Which lines hold the word "interest"? Copy each one.

RECORD LIST:
****************

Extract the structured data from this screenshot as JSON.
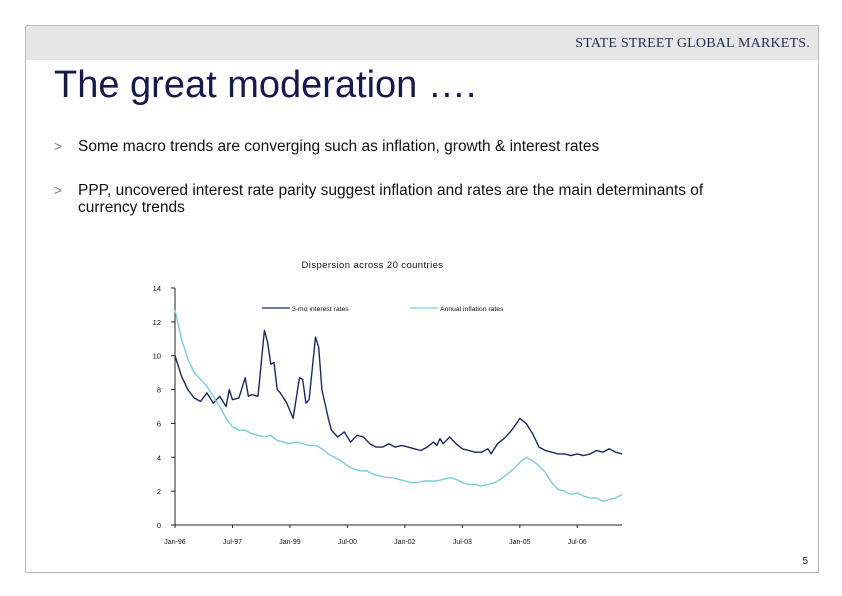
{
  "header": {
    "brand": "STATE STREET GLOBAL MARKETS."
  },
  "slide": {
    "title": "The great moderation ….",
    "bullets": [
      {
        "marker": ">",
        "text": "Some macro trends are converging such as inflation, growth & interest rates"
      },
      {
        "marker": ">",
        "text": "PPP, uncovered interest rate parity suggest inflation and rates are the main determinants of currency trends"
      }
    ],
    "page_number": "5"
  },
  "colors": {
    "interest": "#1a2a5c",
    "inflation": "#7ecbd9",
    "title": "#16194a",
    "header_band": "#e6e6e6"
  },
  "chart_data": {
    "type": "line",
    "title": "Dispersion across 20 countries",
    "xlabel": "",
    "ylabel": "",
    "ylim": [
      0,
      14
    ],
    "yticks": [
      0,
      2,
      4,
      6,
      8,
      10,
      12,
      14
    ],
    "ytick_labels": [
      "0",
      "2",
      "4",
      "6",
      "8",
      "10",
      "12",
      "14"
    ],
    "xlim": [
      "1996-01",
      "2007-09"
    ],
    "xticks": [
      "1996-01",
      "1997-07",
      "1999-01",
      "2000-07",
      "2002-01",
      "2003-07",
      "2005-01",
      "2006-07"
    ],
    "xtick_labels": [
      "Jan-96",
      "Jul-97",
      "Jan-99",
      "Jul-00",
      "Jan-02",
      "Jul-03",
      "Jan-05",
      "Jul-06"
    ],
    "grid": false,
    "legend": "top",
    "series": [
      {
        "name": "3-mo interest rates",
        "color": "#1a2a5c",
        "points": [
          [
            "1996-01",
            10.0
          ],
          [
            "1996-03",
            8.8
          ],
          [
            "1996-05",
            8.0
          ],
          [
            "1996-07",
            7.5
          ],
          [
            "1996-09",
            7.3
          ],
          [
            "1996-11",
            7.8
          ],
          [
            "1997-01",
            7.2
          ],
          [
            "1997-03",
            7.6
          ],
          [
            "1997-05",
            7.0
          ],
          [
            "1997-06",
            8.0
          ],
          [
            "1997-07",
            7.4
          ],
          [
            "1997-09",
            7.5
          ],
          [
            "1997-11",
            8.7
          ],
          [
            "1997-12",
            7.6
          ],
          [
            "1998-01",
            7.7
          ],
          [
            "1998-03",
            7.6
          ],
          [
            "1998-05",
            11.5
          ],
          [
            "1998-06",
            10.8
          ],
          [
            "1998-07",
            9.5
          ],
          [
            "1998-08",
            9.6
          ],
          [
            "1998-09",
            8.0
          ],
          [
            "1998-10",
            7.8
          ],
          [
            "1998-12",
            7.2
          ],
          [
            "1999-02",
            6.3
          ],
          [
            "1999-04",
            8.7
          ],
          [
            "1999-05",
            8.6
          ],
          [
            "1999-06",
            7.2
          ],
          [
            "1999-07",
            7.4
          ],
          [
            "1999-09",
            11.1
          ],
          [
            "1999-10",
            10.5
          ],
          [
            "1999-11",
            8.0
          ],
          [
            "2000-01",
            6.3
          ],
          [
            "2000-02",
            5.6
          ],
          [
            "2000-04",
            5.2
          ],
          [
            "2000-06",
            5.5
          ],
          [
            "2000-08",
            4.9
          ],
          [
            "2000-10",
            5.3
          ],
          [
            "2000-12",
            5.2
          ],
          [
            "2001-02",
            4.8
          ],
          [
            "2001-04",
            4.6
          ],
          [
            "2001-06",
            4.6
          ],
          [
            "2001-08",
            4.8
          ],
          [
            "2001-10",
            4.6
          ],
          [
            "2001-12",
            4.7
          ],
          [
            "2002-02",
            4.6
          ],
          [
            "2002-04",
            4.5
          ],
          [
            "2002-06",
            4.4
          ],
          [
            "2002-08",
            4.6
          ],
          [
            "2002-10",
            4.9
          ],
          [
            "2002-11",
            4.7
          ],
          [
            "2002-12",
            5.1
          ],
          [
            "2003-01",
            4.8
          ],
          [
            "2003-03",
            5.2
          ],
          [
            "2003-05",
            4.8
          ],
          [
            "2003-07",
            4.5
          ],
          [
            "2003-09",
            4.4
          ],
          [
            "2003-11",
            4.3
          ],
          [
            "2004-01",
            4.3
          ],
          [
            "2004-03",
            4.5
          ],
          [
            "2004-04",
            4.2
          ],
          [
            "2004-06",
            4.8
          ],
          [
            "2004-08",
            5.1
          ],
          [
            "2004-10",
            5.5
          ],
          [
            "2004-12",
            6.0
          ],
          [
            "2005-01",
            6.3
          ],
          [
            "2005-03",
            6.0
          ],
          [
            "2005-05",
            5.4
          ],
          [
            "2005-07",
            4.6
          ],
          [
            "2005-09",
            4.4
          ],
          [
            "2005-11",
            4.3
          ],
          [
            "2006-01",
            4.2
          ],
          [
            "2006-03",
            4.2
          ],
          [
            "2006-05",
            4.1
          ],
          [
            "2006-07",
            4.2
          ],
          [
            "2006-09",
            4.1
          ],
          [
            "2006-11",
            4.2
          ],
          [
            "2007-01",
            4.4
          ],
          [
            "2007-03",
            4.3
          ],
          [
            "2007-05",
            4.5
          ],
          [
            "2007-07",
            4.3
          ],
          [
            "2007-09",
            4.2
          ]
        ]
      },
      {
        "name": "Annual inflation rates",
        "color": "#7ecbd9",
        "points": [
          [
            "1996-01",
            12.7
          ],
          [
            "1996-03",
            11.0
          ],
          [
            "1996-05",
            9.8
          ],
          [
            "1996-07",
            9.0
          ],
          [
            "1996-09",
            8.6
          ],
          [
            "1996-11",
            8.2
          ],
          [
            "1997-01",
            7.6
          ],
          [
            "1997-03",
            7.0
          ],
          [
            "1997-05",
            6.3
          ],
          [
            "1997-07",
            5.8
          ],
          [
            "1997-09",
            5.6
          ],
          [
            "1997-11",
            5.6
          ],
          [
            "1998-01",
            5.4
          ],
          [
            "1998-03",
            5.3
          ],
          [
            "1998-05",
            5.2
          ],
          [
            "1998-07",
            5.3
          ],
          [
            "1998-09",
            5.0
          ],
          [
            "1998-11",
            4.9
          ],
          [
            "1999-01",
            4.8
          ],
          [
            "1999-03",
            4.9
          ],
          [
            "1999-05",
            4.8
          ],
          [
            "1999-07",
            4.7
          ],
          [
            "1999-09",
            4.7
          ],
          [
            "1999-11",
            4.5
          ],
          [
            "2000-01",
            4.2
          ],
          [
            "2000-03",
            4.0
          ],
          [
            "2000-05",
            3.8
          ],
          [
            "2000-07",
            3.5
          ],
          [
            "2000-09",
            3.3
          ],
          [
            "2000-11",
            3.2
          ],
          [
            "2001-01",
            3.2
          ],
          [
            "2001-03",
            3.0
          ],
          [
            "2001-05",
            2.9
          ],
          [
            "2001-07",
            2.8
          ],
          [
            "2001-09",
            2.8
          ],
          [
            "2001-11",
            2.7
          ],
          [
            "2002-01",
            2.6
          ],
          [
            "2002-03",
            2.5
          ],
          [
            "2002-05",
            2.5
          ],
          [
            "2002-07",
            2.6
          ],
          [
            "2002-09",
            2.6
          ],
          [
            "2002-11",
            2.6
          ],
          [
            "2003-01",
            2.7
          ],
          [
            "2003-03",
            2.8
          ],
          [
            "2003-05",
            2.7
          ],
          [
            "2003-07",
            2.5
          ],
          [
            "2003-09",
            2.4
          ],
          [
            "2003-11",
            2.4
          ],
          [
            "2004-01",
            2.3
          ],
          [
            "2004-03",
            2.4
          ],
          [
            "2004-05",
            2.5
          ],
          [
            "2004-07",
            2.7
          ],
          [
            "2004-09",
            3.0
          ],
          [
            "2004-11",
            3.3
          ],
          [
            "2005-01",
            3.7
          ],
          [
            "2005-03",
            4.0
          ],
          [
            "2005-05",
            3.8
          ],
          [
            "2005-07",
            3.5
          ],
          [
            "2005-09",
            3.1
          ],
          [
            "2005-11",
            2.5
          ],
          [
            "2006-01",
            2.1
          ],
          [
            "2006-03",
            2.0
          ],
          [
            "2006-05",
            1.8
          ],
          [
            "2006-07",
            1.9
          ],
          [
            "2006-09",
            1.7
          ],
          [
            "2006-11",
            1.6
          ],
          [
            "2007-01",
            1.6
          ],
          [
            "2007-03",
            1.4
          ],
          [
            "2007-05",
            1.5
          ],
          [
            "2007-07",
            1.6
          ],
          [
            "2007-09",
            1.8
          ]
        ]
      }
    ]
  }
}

****************

RESULT OF THIS TASK:
        "text": "Some macro trends are converging such as inflation, growth & interest rates"
        "text": "PPP, uncovered interest rate parity suggest inflation and rates are the main determinants of currency trends"
    "interest": "#1a2a5c",
        "name": "3-mo interest rates",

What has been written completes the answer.